───── Working data ─────

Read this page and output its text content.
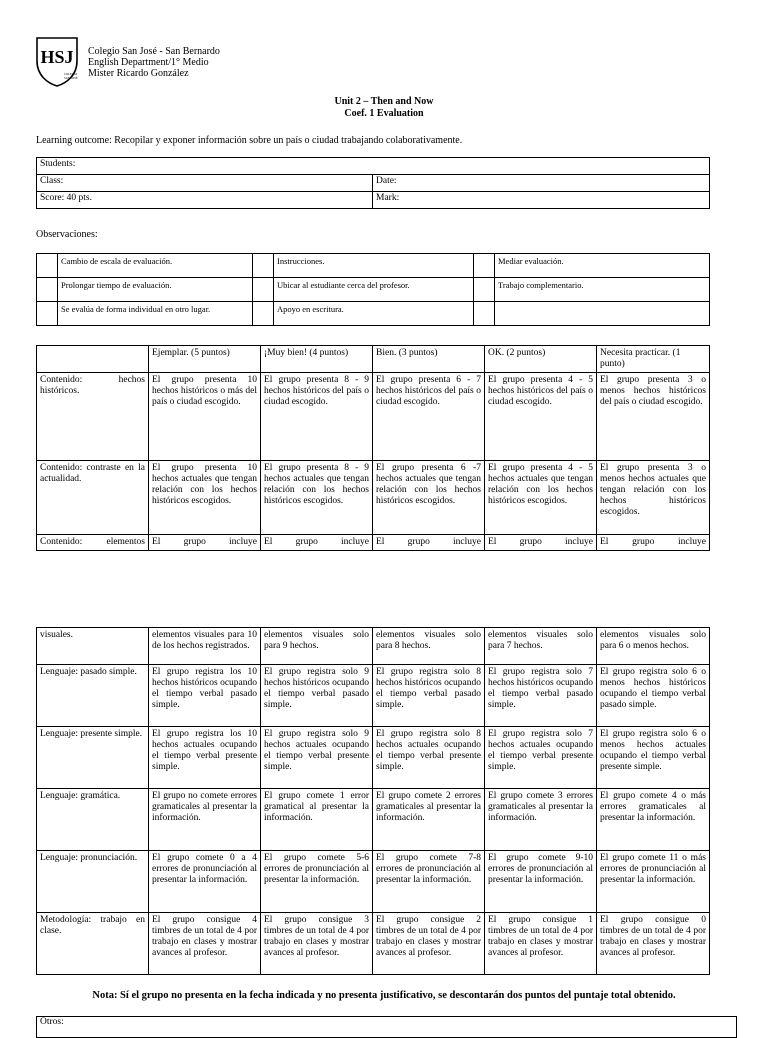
HSJ
COLEGIO
SAN JOSÉ
Colegio San José - San Bernardo
English Department/1° Medio
Mister Ricardo González
Unit 2 – Then and Now
Coef. 1 Evaluation
Learning outcome: Recopilar y exponer información sobre un país o ciudad trabajando colaborativamente.
Students:	
Class:	Date:
Score: 40 pts.	Mark:
Observaciones:
	Cambio de escala de evaluación.		Instrucciones.		Mediar evaluación.
	Prolongar tiempo de evaluación.		Ubicar al estudiante cerca del profesor.		Trabajo complementario.
	Se evalúa de forma individual en otro lugar.		Apoyo en escritura.		
	Ejemplar. (5 puntos)	¡Muy bien! (4 puntos)	Bien. (3 puntos)	OK. (2 puntos)	Necesita practicar. (1 punto)
Contenido: hechos históricos.	El grupo presenta 10 hechos históricos o más del país o ciudad escogido.	El grupo presenta 8 - 9 hechos históricos del país o ciudad escogido.	El grupo presenta 6 - 7 hechos históricos del país o ciudad escogido.	El grupo presenta 4 - 5 hechos históricos del país o ciudad escogido.	El grupo presenta 3 o menos hechos históricos del país o ciudad escogido.
Contenido: contraste en la actualidad.	El grupo presenta 10 hechos actuales que tengan relación con los hechos históricos escogidos.	El grupo presenta 8 - 9 hechos actuales que tengan relación con los hechos históricos escogidos.	El grupo presenta 6 -7 hechos actuales que tengan relación con los hechos históricos escogidos.	El grupo presenta 4 - 5 hechos actuales que tengan relación con los hechos históricos escogidos.	El grupo presenta 3 o menos hechos actuales que tengan relación con los hechos históricos escogidos.
Contenido: elementos	El grupo incluye	El grupo incluye	El grupo incluye	El grupo incluye	El grupo incluye
visuales.	elementos visuales para 10 de los hechos registrados.	elementos visuales solo para 9 hechos.	elementos visuales solo para 8 hechos.	elementos visuales solo para 7 hechos.	elementos visuales solo para 6 o menos hechos.
Lenguaje: pasado simple.	El grupo registra los 10 hechos históricos ocupando el tiempo verbal pasado simple.	El grupo registra solo 9 hechos históricos ocupando el tiempo verbal pasado simple.	El grupo registra solo 8 hechos históricos ocupando el tiempo verbal pasado simple.	El grupo registra solo 7 hechos históricos ocupando el tiempo verbal pasado simple.	El grupo registra solo 6 o menos hechos históricos ocupando el tiempo verbal pasado simple.
Lenguaje: presente simple.	El grupo registra los 10 hechos actuales ocupando el tiempo verbal presente simple.	El grupo registra solo 9 hechos actuales ocupando el tiempo verbal presente simple.	El grupo registra solo 8 hechos actuales ocupando el tiempo verbal presente simple.	El grupo registra solo 7 hechos actuales ocupando el tiempo verbal presente simple.	El grupo registra solo 6 o menos hechos actuales ocupando el tiempo verbal presente simple.
Lenguaje: gramática.	El grupo no comete errores gramaticales al presentar la información.	El grupo comete 1 error gramatical al presentar la información.	El grupo comete 2 errores gramaticales al presentar la información.	El grupo comete 3 errores gramaticales al presentar la información.	El grupo comete 4 o más errores gramaticales al presentar la información.
Lenguaje: pronunciación.	El grupo comete 0 a 4 errores de pronunciación al presentar la información.	El grupo comete 5-6 errores de pronunciación al presentar la información.	El grupo comete 7-8 errores de pronunciación al presentar la información.	El grupo comete 9-10 errores de pronunciación al presentar la información.	El grupo comete 11 o más errores de pronunciación al presentar la información.
Metodología: trabajo en clase.	El grupo consigue 4 timbres de un total de 4 por trabajo en clases y mostrar avances al profesor.	El grupo consigue 3 timbres de un total de 4 por trabajo en clases y mostrar avances al profesor.	El grupo consigue 2 timbres de un total de 4 por trabajo en clases y mostrar avances al profesor.	El grupo consigue 1 timbres de un total de 4 por trabajo en clases y mostrar avances al profesor.	El grupo consigue 0 timbres de un total de 4 por trabajo en clases y mostrar avances al profesor.
Nota: Sí el grupo no presenta en la fecha indicada y no presenta justificativo, se descontarán dos puntos del puntaje total obtenido.
Otros:
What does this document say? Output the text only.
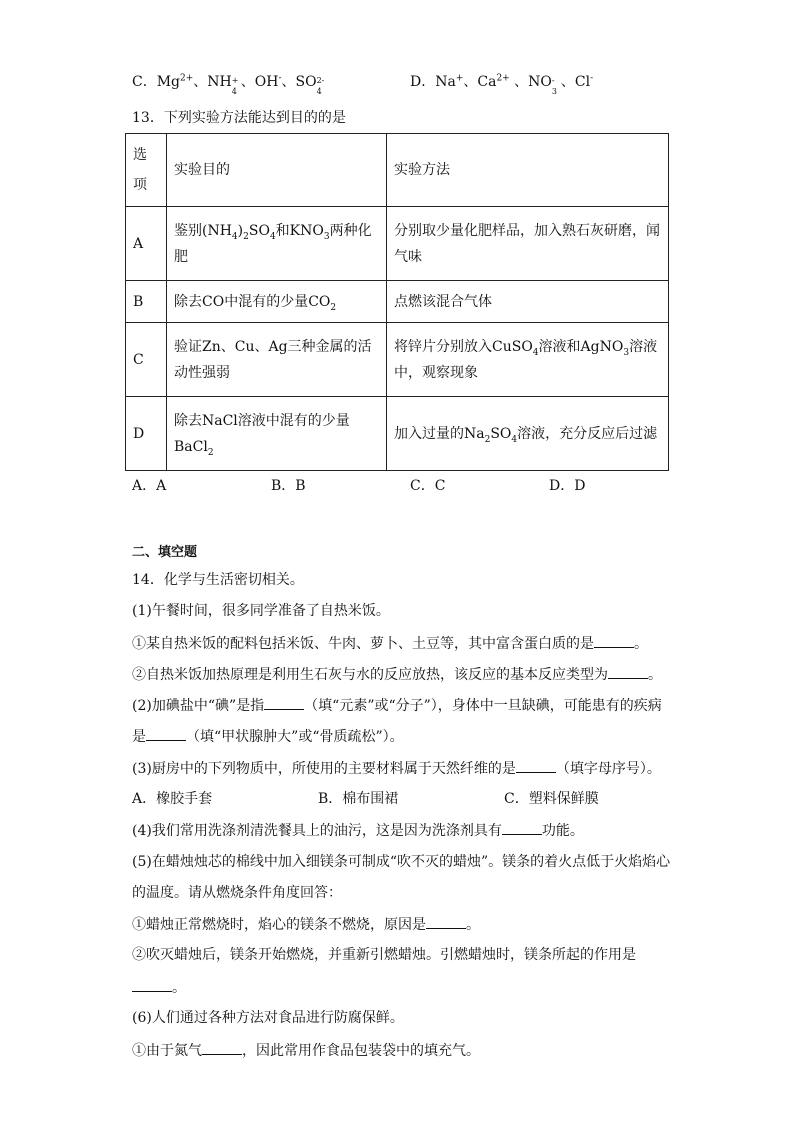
C．$Mg^{2+}$、NH +
4
、OH-、SO 2-
4
D．Na+、$Ca^{2+}$ 、NO -
3
、Cl-
13．下列实验方法能达到目的的是
选
项	实验目的	实验方法
A	鉴别$(NH_4)_2SO_4$和$KNO_3$两种化肥	分别取少量化肥样品，加入熟石灰研磨，闻气味
B	除去CO中混有的少量$CO_2$	点燃该混合气体
C	验证Zn、Cu、Ag三种金属的活动性强弱	将锌片分别放入CuSO$_4$溶液和AgNO$_3$溶液中，观察现象
D	除去NaCl溶液中混有的少量BaCl$_2$	加入过量的$Na_2SO_4$溶液，充分反应后过滤
A．A	B．B	C．C	D．D
二、填空题
14．化学与生活密切相关。
(1)午餐时间，很多同学准备了自热米饭。
①某自热米饭的配料包括米饭、牛肉、萝卜、土豆等，其中富含蛋白质的是	。
②自热米饭加热原理是利用生石灰与水的反应放热，该反应的基本反应类型为	。
(2)加碘盐中“碘”是指	（填“元素”或“分子”），身体中一旦缺碘，可能患有的疾病
是	（填“甲状腺肿大”或“骨质疏松”）。
(3)厨房中的下列物质中，所使用的主要材料属于天然纤维的是	（填字母序号）。
A．橡胶手套	B．棉布围裙	C．塑料保鲜膜
(4)我们常用洗涤剂清洗餐具上的油污，这是因为洗涤剂具有	功能。
(5)在蜡烛烛芯的棉线中加入细镁条可制成“吹不灭的蜡烛”。镁条的着火点低于火焰焰心
的温度。请从燃烧条件角度回答：
①蜡烛正常燃烧时，焰心的镁条不燃烧，原因是	。
②吹灭蜡烛后，镁条开始燃烧，并重新引燃蜡烛。引燃蜡烛时，镁条所起的作用是
。
(6)人们通过各种方法对食品进行防腐保鲜。
①由于氮气	，因此常用作食品包装袋中的填充气。
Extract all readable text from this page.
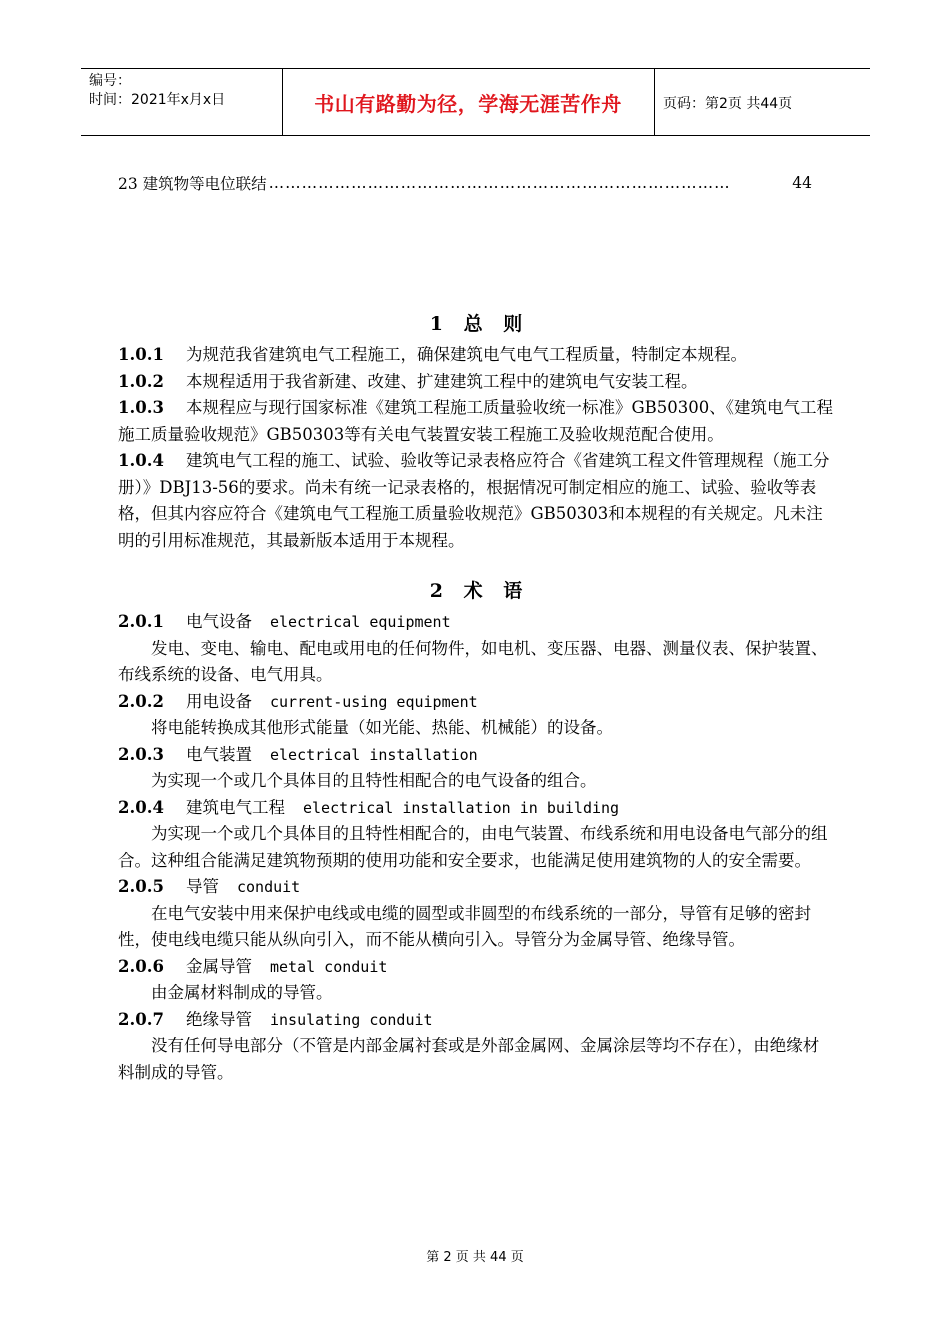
编号：
时间：2021年x月x日	书山有路勤为径，学海无涯苦作舟	页码：第2页 共44页
23 建筑物等电位联结 …………………………………………………………………………	44
1 总 则

1.0.1 为规范我省建筑电气工程施工，确保建筑电气电气工程质量，特制定本规程。

1.0.2 本规程适用于我省新建、改建、扩建建筑工程中的建筑电气安装工程。

1.0.3 本规程应与现行国家标准《建筑工程施工质量验收统一标准》GB50300、《建筑电气工程施工质量验收规范》GB50303等有关电气装置安装工程施工及验收规范配合使用。

1.0.4 建筑电气工程的施工、试验、验收等记录表格应符合《省建筑工程文件管理规程（施工分册）》DBJ13-56的要求。尚未有统一记录表格的，根据情况可制定相应的施工、试验、验收等表格，但其内容应符合《建筑电气工程施工质量验收规范》GB50303和本规程的有关规定。凡未注明的引用标准规范，其最新版本适用于本规程。

2 术 语

2.0.1 电气设备 electrical equipment

发电、变电、输电、配电或用电的任何物件，如电机、变压器、电器、测量仪表、保护装置、布线系统的设备、电气用具。

2.0.2 用电设备 current-using equipment

将电能转换成其他形式能量（如光能、热能、机械能）的设备。

2.0.3 电气装置 electrical installation

为实现一个或几个具体目的且特性相配合的电气设备的组合。

2.0.4 建筑电气工程 electrical installation in building

为实现一个或几个具体目的且特性相配合的，由电气装置、布线系统和用电设备电气部分的组合。这种组合能满足建筑物预期的使用功能和安全要求，也能满足使用建筑物的人的安全需要。

2.0.5 导管 conduit

在电气安装中用来保护电线或电缆的圆型或非圆型的布线系统的一部分，导管有足够的密封性，使电线电缆只能从纵向引入，而不能从横向引入。导管分为金属导管、绝缘导管。

2.0.6 金属导管 metal conduit

由金属材料制成的导管。

2.0.7 绝缘导管 insulating conduit

没有任何导电部分（不管是内部金属衬套或是外部金属网、金属涂层等均不存在），由绝缘材料制成的导管。

第 2 页 共 44 页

─────

(Task to complete)
Leaving out every picture, extract verbatim the lines from the one containing "Extract all readable text from this page." through the last line of the listing, inclusive.

(Exercise response)
Extract all readable text from this page.
编号：
时间：2021年x月x日	书山有路勤为径，学海无涯苦作舟	页码：第2页 共44页
23 建筑物等电位联结 …………………………………………………………………………	44
1 总 则

1.0.1 为规范我省建筑电气工程施工，确保建筑电气电气工程质量，特制定本规程。

1.0.2 本规程适用于我省新建、改建、扩建建筑工程中的建筑电气安装工程。

1.0.3 本规程应与现行国家标准《建筑工程施工质量验收统一标准》GB50300、《建筑电气工程施工质量验收规范》GB50303等有关电气装置安装工程施工及验收规范配合使用。

1.0.4 建筑电气工程的施工、试验、验收等记录表格应符合《省建筑工程文件管理规程（施工分册）》DBJ13-56的要求。尚未有统一记录表格的，根据情况可制定相应的施工、试验、验收等表格，但其内容应符合《建筑电气工程施工质量验收规范》GB50303和本规程的有关规定。凡未注明的引用标准规范，其最新版本适用于本规程。

2 术 语

2.0.1 电气设备 electrical equipment

发电、变电、输电、配电或用电的任何物件，如电机、变压器、电器、测量仪表、保护装置、布线系统的设备、电气用具。

2.0.2 用电设备 current-using equipment

将电能转换成其他形式能量（如光能、热能、机械能）的设备。

2.0.3 电气装置 electrical installation

为实现一个或几个具体目的且特性相配合的电气设备的组合。

2.0.4 建筑电气工程 electrical installation in building

为实现一个或几个具体目的且特性相配合的，由电气装置、布线系统和用电设备电气部分的组合。这种组合能满足建筑物预期的使用功能和安全要求，也能满足使用建筑物的人的安全需要。

2.0.5 导管 conduit

在电气安装中用来保护电线或电缆的圆型或非圆型的布线系统的一部分，导管有足够的密封性，使电线电缆只能从纵向引入，而不能从横向引入。导管分为金属导管、绝缘导管。

2.0.6 金属导管 metal conduit

由金属材料制成的导管。

2.0.7 绝缘导管 insulating conduit

没有任何导电部分（不管是内部金属衬套或是外部金属网、金属涂层等均不存在），由绝缘材料制成的导管。

第 2 页 共 44 页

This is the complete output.